DATASET RECORDS:

■ ■ ■

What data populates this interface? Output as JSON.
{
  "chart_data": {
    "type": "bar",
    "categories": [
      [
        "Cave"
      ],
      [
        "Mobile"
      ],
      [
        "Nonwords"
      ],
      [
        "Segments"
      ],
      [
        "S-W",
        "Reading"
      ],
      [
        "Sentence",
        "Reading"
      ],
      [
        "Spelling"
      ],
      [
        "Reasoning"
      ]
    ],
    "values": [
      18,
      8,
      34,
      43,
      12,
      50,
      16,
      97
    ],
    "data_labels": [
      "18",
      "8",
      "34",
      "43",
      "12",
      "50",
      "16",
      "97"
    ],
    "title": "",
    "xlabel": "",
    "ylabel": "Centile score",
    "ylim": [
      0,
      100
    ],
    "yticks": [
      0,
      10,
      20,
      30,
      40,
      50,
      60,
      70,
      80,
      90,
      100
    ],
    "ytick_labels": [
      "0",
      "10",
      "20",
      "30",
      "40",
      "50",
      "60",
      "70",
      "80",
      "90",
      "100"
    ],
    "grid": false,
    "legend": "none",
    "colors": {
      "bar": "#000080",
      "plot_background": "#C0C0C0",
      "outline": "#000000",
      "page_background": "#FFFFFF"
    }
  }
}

■ ■ ■

DIRECTIVE: Your task is to repeat every line exactly.

SOLUTION:
What data populates this interface? Output as JSON.
{
  "chart_data": {
    "type": "bar",
    "categories": [
      [
        "Cave"
      ],
      [
        "Mobile"
      ],
      [
        "Nonwords"
      ],
      [
        "Segments"
      ],
      [
        "S-W",
        "Reading"
      ],
      [
        "Sentence",
        "Reading"
      ],
      [
        "Spelling"
      ],
      [
        "Reasoning"
      ]
    ],
    "values": [
      18,
      8,
      34,
      43,
      12,
      50,
      16,
      97
    ],
    "data_labels": [
      "18",
      "8",
      "34",
      "43",
      "12",
      "50",
      "16",
      "97"
    ],
    "title": "",
    "xlabel": "",
    "ylabel": "Centile score",
    "ylim": [
      0,
      100
    ],
    "yticks": [
      0,
      10,
      20,
      30,
      40,
      50,
      60,
      70,
      80,
      90,
      100
    ],
    "ytick_labels": [
      "0",
      "10",
      "20",
      "30",
      "40",
      "50",
      "60",
      "70",
      "80",
      "90",
      "100"
    ],
    "grid": false,
    "legend": "none",
    "colors": {
      "bar": "#000080",
      "plot_background": "#C0C0C0",
      "outline": "#000000",
      "page_background": "#FFFFFF"
    }
  }
}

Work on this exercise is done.